> [Set task]:
Make an exact copy of the data below, leaving out every picture.

________________

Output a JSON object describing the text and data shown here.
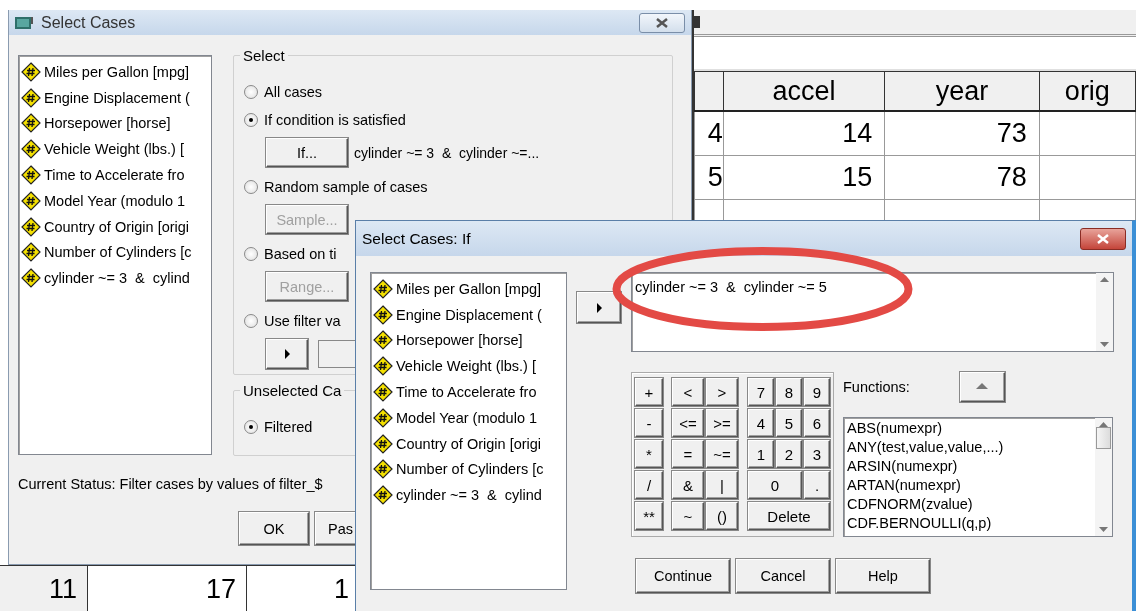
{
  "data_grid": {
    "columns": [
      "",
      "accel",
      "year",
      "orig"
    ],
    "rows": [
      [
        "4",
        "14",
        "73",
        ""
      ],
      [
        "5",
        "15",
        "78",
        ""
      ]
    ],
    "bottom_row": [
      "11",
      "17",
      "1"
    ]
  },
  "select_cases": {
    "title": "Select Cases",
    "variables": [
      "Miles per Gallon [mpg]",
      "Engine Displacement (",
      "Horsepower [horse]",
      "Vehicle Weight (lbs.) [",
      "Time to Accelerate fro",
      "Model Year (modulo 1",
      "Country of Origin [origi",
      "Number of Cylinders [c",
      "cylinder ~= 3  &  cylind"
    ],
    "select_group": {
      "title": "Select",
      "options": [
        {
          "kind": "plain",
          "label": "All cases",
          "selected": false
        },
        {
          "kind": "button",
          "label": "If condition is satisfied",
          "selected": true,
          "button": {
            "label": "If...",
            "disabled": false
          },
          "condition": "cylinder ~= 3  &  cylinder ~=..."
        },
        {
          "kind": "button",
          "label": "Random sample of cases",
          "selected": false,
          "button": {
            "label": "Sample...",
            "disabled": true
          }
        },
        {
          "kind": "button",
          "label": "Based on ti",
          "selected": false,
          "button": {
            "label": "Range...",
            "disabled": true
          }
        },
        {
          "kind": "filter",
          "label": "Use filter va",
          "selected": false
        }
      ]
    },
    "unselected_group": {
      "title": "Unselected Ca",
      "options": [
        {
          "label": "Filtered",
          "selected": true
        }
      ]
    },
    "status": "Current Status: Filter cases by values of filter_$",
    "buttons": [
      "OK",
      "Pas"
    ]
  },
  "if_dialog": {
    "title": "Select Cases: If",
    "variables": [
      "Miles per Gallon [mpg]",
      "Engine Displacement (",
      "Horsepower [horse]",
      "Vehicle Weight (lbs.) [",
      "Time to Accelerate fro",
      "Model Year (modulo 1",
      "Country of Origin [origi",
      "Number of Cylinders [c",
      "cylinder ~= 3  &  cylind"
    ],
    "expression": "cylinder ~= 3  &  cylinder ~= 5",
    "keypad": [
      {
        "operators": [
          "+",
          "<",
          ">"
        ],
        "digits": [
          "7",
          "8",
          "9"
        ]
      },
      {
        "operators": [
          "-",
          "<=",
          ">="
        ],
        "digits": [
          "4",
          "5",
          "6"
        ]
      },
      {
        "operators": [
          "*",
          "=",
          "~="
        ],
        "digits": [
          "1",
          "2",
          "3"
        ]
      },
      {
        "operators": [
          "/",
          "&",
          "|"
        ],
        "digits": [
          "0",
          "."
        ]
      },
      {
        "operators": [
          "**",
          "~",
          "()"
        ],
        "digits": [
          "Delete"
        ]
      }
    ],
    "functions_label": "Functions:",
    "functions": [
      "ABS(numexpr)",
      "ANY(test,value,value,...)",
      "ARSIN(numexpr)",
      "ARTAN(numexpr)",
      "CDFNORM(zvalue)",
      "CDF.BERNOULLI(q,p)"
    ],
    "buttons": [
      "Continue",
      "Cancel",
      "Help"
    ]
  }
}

________________

> [Solution below]:
Output a JSON object describing the text and data shown here.
{
  "data_grid": {
    "columns": [
      "",
      "accel",
      "year",
      "orig"
    ],
    "rows": [
      [
        "4",
        "14",
        "73",
        ""
      ],
      [
        "5",
        "15",
        "78",
        ""
      ]
    ],
    "bottom_row": [
      "11",
      "17",
      "1"
    ]
  },
  "select_cases": {
    "title": "Select Cases",
    "variables": [
      "Miles per Gallon [mpg]",
      "Engine Displacement (",
      "Horsepower [horse]",
      "Vehicle Weight (lbs.) [",
      "Time to Accelerate fro",
      "Model Year (modulo 1",
      "Country of Origin [origi",
      "Number of Cylinders [c",
      "cylinder ~= 3  &  cylind"
    ],
    "select_group": {
      "title": "Select",
      "options": [
        {
          "kind": "plain",
          "label": "All cases",
          "selected": false
        },
        {
          "kind": "button",
          "label": "If condition is satisfied",
          "selected": true,
          "button": {
            "label": "If...",
            "disabled": false
          },
          "condition": "cylinder ~= 3  &  cylinder ~=..."
        },
        {
          "kind": "button",
          "label": "Random sample of cases",
          "selected": false,
          "button": {
            "label": "Sample...",
            "disabled": true
          }
        },
        {
          "kind": "button",
          "label": "Based on ti",
          "selected": false,
          "button": {
            "label": "Range...",
            "disabled": true
          }
        },
        {
          "kind": "filter",
          "label": "Use filter va",
          "selected": false
        }
      ]
    },
    "unselected_group": {
      "title": "Unselected Ca",
      "options": [
        {
          "label": "Filtered",
          "selected": true
        }
      ]
    },
    "status": "Current Status: Filter cases by values of filter_$",
    "buttons": [
      "OK",
      "Pas"
    ]
  },
  "if_dialog": {
    "title": "Select Cases: If",
    "variables": [
      "Miles per Gallon [mpg]",
      "Engine Displacement (",
      "Horsepower [horse]",
      "Vehicle Weight (lbs.) [",
      "Time to Accelerate fro",
      "Model Year (modulo 1",
      "Country of Origin [origi",
      "Number of Cylinders [c",
      "cylinder ~= 3  &  cylind"
    ],
    "expression": "cylinder ~= 3  &  cylinder ~= 5",
    "keypad": [
      {
        "operators": [
          "+",
          "<",
          ">"
        ],
        "digits": [
          "7",
          "8",
          "9"
        ]
      },
      {
        "operators": [
          "-",
          "<=",
          ">="
        ],
        "digits": [
          "4",
          "5",
          "6"
        ]
      },
      {
        "operators": [
          "*",
          "=",
          "~="
        ],
        "digits": [
          "1",
          "2",
          "3"
        ]
      },
      {
        "operators": [
          "/",
          "&",
          "|"
        ],
        "digits": [
          "0",
          "."
        ]
      },
      {
        "operators": [
          "**",
          "~",
          "()"
        ],
        "digits": [
          "Delete"
        ]
      }
    ],
    "functions_label": "Functions:",
    "functions": [
      "ABS(numexpr)",
      "ANY(test,value,value,...)",
      "ARSIN(numexpr)",
      "ARTAN(numexpr)",
      "CDFNORM(zvalue)",
      "CDF.BERNOULLI(q,p)"
    ],
    "buttons": [
      "Continue",
      "Cancel",
      "Help"
    ]
  }
}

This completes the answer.